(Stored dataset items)
------------------------

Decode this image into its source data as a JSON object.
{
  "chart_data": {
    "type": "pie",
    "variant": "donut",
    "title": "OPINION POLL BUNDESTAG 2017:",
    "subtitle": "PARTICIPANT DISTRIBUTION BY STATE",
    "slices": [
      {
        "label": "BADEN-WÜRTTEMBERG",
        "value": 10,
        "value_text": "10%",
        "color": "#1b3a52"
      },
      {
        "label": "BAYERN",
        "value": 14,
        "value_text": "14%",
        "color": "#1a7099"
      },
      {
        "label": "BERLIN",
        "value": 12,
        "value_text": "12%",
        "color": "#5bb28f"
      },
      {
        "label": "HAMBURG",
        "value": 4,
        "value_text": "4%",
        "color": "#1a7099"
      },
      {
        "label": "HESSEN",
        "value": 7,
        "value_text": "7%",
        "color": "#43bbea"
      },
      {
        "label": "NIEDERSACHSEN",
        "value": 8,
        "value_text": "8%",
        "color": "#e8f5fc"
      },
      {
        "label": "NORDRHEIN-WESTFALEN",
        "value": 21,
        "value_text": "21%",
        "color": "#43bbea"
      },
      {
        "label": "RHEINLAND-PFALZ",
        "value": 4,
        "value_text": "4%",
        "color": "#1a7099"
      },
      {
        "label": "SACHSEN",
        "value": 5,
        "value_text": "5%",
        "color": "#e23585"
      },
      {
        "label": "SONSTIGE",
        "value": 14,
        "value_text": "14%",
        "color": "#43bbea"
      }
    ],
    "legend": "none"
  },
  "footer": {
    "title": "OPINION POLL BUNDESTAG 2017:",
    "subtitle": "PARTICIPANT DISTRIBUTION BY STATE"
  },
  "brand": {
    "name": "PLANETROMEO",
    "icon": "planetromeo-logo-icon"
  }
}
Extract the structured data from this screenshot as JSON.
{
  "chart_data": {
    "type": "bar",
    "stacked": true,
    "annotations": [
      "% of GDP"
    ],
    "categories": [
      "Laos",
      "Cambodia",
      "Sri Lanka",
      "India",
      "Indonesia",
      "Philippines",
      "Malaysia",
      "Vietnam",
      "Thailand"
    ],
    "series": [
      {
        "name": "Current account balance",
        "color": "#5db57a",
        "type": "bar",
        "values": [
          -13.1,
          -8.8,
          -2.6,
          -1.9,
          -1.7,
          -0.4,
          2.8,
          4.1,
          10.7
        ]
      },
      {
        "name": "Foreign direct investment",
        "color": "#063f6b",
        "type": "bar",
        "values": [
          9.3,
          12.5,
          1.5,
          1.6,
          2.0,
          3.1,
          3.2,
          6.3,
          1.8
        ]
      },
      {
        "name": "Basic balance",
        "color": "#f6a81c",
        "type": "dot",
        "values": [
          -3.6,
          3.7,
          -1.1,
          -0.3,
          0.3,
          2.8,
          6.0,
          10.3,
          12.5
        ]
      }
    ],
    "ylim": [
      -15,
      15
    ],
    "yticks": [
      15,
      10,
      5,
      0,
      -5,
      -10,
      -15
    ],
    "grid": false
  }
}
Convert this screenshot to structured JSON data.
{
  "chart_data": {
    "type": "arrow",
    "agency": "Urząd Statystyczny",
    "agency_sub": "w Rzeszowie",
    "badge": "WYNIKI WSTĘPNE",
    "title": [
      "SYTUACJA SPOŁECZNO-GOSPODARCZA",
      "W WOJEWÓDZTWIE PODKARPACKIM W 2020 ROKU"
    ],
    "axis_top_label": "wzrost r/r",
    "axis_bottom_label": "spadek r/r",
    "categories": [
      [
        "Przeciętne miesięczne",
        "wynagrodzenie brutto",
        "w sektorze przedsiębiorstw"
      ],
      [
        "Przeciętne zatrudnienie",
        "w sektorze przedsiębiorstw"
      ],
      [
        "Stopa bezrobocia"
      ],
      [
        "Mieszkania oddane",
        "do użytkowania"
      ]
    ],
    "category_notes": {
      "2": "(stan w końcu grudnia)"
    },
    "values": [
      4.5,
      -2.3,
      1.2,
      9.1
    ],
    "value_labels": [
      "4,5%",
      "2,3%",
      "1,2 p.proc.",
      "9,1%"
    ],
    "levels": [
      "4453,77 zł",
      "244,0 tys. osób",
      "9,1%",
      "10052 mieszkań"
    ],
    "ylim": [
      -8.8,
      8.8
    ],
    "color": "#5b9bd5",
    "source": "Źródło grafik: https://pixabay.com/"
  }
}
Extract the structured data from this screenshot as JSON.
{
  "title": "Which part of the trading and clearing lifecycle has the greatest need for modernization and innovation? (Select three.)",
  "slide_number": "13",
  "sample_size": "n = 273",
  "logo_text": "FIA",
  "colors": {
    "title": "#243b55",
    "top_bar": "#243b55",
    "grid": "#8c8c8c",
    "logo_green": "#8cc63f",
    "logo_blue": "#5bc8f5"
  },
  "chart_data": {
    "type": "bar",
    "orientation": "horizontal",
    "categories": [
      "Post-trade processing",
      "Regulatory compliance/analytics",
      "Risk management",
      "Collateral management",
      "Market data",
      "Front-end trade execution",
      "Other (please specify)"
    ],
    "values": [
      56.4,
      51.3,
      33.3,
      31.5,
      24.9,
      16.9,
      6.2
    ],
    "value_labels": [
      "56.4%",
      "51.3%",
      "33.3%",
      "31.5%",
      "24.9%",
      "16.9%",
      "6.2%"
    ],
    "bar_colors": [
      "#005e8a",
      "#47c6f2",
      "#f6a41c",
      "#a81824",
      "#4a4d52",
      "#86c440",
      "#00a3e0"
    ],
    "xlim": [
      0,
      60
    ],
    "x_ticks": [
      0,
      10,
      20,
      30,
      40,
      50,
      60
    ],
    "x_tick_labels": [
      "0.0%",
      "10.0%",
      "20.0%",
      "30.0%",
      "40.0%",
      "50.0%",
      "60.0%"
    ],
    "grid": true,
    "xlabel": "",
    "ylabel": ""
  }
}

------------------------

**JOB**
Write out the records shown above, exactly as they appear.

**THE RESPONSE**
Decode this image into its source data as a JSON object.
{
  "chart_data": {
    "type": "pie",
    "variant": "donut",
    "title": "OPINION POLL BUNDESTAG 2017:",
    "subtitle": "PARTICIPANT DISTRIBUTION BY STATE",
    "slices": [
      {
        "label": "BADEN-WÜRTTEMBERG",
        "value": 10,
        "value_text": "10%",
        "color": "#1b3a52"
      },
      {
        "label": "BAYERN",
        "value": 14,
        "value_text": "14%",
        "color": "#1a7099"
      },
      {
        "label": "BERLIN",
        "value": 12,
        "value_text": "12%",
        "color": "#5bb28f"
      },
      {
        "label": "HAMBURG",
        "value": 4,
        "value_text": "4%",
        "color": "#1a7099"
      },
      {
        "label": "HESSEN",
        "value": 7,
        "value_text": "7%",
        "color": "#43bbea"
      },
      {
        "label": "NIEDERSACHSEN",
        "value": 8,
        "value_text": "8%",
        "color": "#e8f5fc"
      },
      {
        "label": "NORDRHEIN-WESTFALEN",
        "value": 21,
        "value_text": "21%",
        "color": "#43bbea"
      },
      {
        "label": "RHEINLAND-PFALZ",
        "value": 4,
        "value_text": "4%",
        "color": "#1a7099"
      },
      {
        "label": "SACHSEN",
        "value": 5,
        "value_text": "5%",
        "color": "#e23585"
      },
      {
        "label": "SONSTIGE",
        "value": 14,
        "value_text": "14%",
        "color": "#43bbea"
      }
    ],
    "legend": "none"
  },
  "footer": {
    "title": "OPINION POLL BUNDESTAG 2017:",
    "subtitle": "PARTICIPANT DISTRIBUTION BY STATE"
  },
  "brand": {
    "name": "PLANETROMEO",
    "icon": "planetromeo-logo-icon"
  }
}
Extract the structured data from this screenshot as JSON.
{
  "chart_data": {
    "type": "bar",
    "stacked": true,
    "annotations": [
      "% of GDP"
    ],
    "categories": [
      "Laos",
      "Cambodia",
      "Sri Lanka",
      "India",
      "Indonesia",
      "Philippines",
      "Malaysia",
      "Vietnam",
      "Thailand"
    ],
    "series": [
      {
        "name": "Current account balance",
        "color": "#5db57a",
        "type": "bar",
        "values": [
          -13.1,
          -8.8,
          -2.6,
          -1.9,
          -1.7,
          -0.4,
          2.8,
          4.1,
          10.7
        ]
      },
      {
        "name": "Foreign direct investment",
        "color": "#063f6b",
        "type": "bar",
        "values": [
          9.3,
          12.5,
          1.5,
          1.6,
          2.0,
          3.1,
          3.2,
          6.3,
          1.8
        ]
      },
      {
        "name": "Basic balance",
        "color": "#f6a81c",
        "type": "dot",
        "values": [
          -3.6,
          3.7,
          -1.1,
          -0.3,
          0.3,
          2.8,
          6.0,
          10.3,
          12.5
        ]
      }
    ],
    "ylim": [
      -15,
      15
    ],
    "yticks": [
      15,
      10,
      5,
      0,
      -5,
      -10,
      -15
    ],
    "grid": false
  }
}
Convert this screenshot to structured JSON data.
{
  "chart_data": {
    "type": "arrow",
    "agency": "Urząd Statystyczny",
    "agency_sub": "w Rzeszowie",
    "badge": "WYNIKI WSTĘPNE",
    "title": [
      "SYTUACJA SPOŁECZNO-GOSPODARCZA",
      "W WOJEWÓDZTWIE PODKARPACKIM W 2020 ROKU"
    ],
    "axis_top_label": "wzrost r/r",
    "axis_bottom_label": "spadek r/r",
    "categories": [
      [
        "Przeciętne miesięczne",
        "wynagrodzenie brutto",
        "w sektorze przedsiębiorstw"
      ],
      [
        "Przeciętne zatrudnienie",
        "w sektorze przedsiębiorstw"
      ],
      [
        "Stopa bezrobocia"
      ],
      [
        "Mieszkania oddane",
        "do użytkowania"
      ]
    ],
    "category_notes": {
      "2": "(stan w końcu grudnia)"
    },
    "values": [
      4.5,
      -2.3,
      1.2,
      9.1
    ],
    "value_labels": [
      "4,5%",
      "2,3%",
      "1,2 p.proc.",
      "9,1%"
    ],
    "levels": [
      "4453,77 zł",
      "244,0 tys. osób",
      "9,1%",
      "10052 mieszkań"
    ],
    "ylim": [
      -8.8,
      8.8
    ],
    "color": "#5b9bd5",
    "source": "Źródło grafik: https://pixabay.com/"
  }
}
Extract the structured data from this screenshot as JSON.
{
  "title": "Which part of the trading and clearing lifecycle has the greatest need for modernization and innovation? (Select three.)",
  "slide_number": "13",
  "sample_size": "n = 273",
  "logo_text": "FIA",
  "colors": {
    "title": "#243b55",
    "top_bar": "#243b55",
    "grid": "#8c8c8c",
    "logo_green": "#8cc63f",
    "logo_blue": "#5bc8f5"
  },
  "chart_data": {
    "type": "bar",
    "orientation": "horizontal",
    "categories": [
      "Post-trade processing",
      "Regulatory compliance/analytics",
      "Risk management",
      "Collateral management",
      "Market data",
      "Front-end trade execution",
      "Other (please specify)"
    ],
    "values": [
      56.4,
      51.3,
      33.3,
      31.5,
      24.9,
      16.9,
      6.2
    ],
    "value_labels": [
      "56.4%",
      "51.3%",
      "33.3%",
      "31.5%",
      "24.9%",
      "16.9%",
      "6.2%"
    ],
    "bar_colors": [
      "#005e8a",
      "#47c6f2",
      "#f6a41c",
      "#a81824",
      "#4a4d52",
      "#86c440",
      "#00a3e0"
    ],
    "xlim": [
      0,
      60
    ],
    "x_ticks": [
      0,
      10,
      20,
      30,
      40,
      50,
      60
    ],
    "x_tick_labels": [
      "0.0%",
      "10.0%",
      "20.0%",
      "30.0%",
      "40.0%",
      "50.0%",
      "60.0%"
    ],
    "grid": true,
    "xlabel": "",
    "ylabel": ""
  }
}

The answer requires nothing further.